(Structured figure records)
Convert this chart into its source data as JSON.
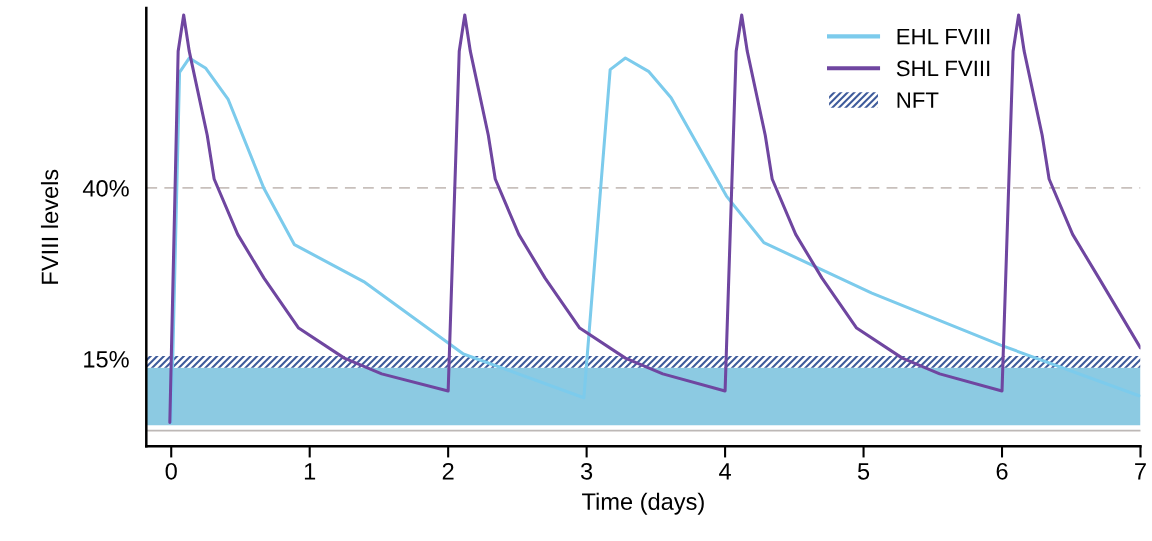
{
  "chart_data": {
    "type": "line",
    "xlabel": "Time (days)",
    "ylabel": "FVIII levels",
    "xlim": [
      -0.18,
      7
    ],
    "xticks": [
      0,
      1,
      2,
      3,
      4,
      5,
      6,
      7
    ],
    "ylim": [
      2.2,
      66.3
    ],
    "yticks": [
      {
        "value": 40,
        "label": "40%"
      },
      {
        "value": 15,
        "label": "15%"
      }
    ],
    "grid": false,
    "legend": "top right",
    "marker": "none",
    "line_style": "solid",
    "series": [
      {
        "name": "EHL FVIII",
        "color": "#7ccbec",
        "x": [
          0,
          0.06,
          0.13,
          0.25,
          0.41,
          0.67,
          0.89,
          1.39,
          2.11,
          2.98,
          3.17,
          3.28,
          3.45,
          3.61,
          4.01,
          4.28,
          5.06,
          5.99,
          6.99
        ],
        "values": [
          5.7,
          56.9,
          59.0,
          57.5,
          53.0,
          39.9,
          31.7,
          26.3,
          15.7,
          9.3,
          57.3,
          59.0,
          57.0,
          53.2,
          38.8,
          32.0,
          24.6,
          17.0,
          9.6
        ]
      },
      {
        "name": "SHL FVIII",
        "color": "#6f46a0",
        "x": [
          -0.01,
          0.05,
          0.09,
          0.13,
          0.26,
          0.31,
          0.48,
          0.67,
          0.92,
          1.25,
          1.52,
          2.0,
          2.08,
          2.12,
          2.16,
          2.29,
          2.34,
          2.51,
          2.7,
          2.95,
          3.28,
          3.55,
          4.0,
          4.08,
          4.12,
          4.16,
          4.29,
          4.34,
          4.51,
          4.7,
          4.95,
          5.28,
          5.55,
          6.0,
          6.08,
          6.12,
          6.16,
          6.29,
          6.34,
          6.51,
          6.7,
          7.0
        ],
        "values": [
          5.7,
          60,
          65.3,
          60,
          47.7,
          41.3,
          33.2,
          26.8,
          19.5,
          15.1,
          12.8,
          10.3,
          60,
          65.3,
          60,
          47.7,
          41.3,
          33.2,
          26.8,
          19.5,
          15.1,
          12.8,
          10.3,
          60,
          65.3,
          60,
          47.7,
          41.3,
          33.2,
          26.8,
          19.5,
          15.1,
          12.8,
          10.3,
          60,
          65.3,
          60,
          47.7,
          41.3,
          33.2,
          26.8,
          16.6
        ]
      }
    ],
    "bands": [
      {
        "axis": "y",
        "from": 5.3,
        "to": 13.7,
        "color": "#7fc4df"
      },
      {
        "axis": "y",
        "from": 13.7,
        "to": 15.4,
        "label": "NFT",
        "color": "#3f5c9c"
      }
    ],
    "ref_lines": [
      {
        "axis": "y",
        "value": 40,
        "color": "#c8c0bc",
        "line_style": "dashed"
      },
      {
        "axis": "y",
        "value": 4.5,
        "color": "#bdb8b6",
        "line_style": "solid"
      }
    ]
  }
}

§ **Exercise directions**
Repeat the records in full, exactly as they appear, without the pictures.

§ **Result for this exercise**
Convert this chart into its source data as JSON.
{
  "chart_data": {
    "type": "line",
    "xlabel": "Time (days)",
    "ylabel": "FVIII levels",
    "xlim": [
      -0.18,
      7
    ],
    "xticks": [
      0,
      1,
      2,
      3,
      4,
      5,
      6,
      7
    ],
    "ylim": [
      2.2,
      66.3
    ],
    "yticks": [
      {
        "value": 40,
        "label": "40%"
      },
      {
        "value": 15,
        "label": "15%"
      }
    ],
    "grid": false,
    "legend": "top right",
    "marker": "none",
    "line_style": "solid",
    "series": [
      {
        "name": "EHL FVIII",
        "color": "#7ccbec",
        "x": [
          0,
          0.06,
          0.13,
          0.25,
          0.41,
          0.67,
          0.89,
          1.39,
          2.11,
          2.98,
          3.17,
          3.28,
          3.45,
          3.61,
          4.01,
          4.28,
          5.06,
          5.99,
          6.99
        ],
        "values": [
          5.7,
          56.9,
          59.0,
          57.5,
          53.0,
          39.9,
          31.7,
          26.3,
          15.7,
          9.3,
          57.3,
          59.0,
          57.0,
          53.2,
          38.8,
          32.0,
          24.6,
          17.0,
          9.6
        ]
      },
      {
        "name": "SHL FVIII",
        "color": "#6f46a0",
        "x": [
          -0.01,
          0.05,
          0.09,
          0.13,
          0.26,
          0.31,
          0.48,
          0.67,
          0.92,
          1.25,
          1.52,
          2.0,
          2.08,
          2.12,
          2.16,
          2.29,
          2.34,
          2.51,
          2.7,
          2.95,
          3.28,
          3.55,
          4.0,
          4.08,
          4.12,
          4.16,
          4.29,
          4.34,
          4.51,
          4.7,
          4.95,
          5.28,
          5.55,
          6.0,
          6.08,
          6.12,
          6.16,
          6.29,
          6.34,
          6.51,
          6.7,
          7.0
        ],
        "values": [
          5.7,
          60,
          65.3,
          60,
          47.7,
          41.3,
          33.2,
          26.8,
          19.5,
          15.1,
          12.8,
          10.3,
          60,
          65.3,
          60,
          47.7,
          41.3,
          33.2,
          26.8,
          19.5,
          15.1,
          12.8,
          10.3,
          60,
          65.3,
          60,
          47.7,
          41.3,
          33.2,
          26.8,
          19.5,
          15.1,
          12.8,
          10.3,
          60,
          65.3,
          60,
          47.7,
          41.3,
          33.2,
          26.8,
          16.6
        ]
      }
    ],
    "bands": [
      {
        "axis": "y",
        "from": 5.3,
        "to": 13.7,
        "color": "#7fc4df"
      },
      {
        "axis": "y",
        "from": 13.7,
        "to": 15.4,
        "label": "NFT",
        "color": "#3f5c9c"
      }
    ],
    "ref_lines": [
      {
        "axis": "y",
        "value": 40,
        "color": "#c8c0bc",
        "line_style": "dashed"
      },
      {
        "axis": "y",
        "value": 4.5,
        "color": "#bdb8b6",
        "line_style": "solid"
      }
    ]
  }
}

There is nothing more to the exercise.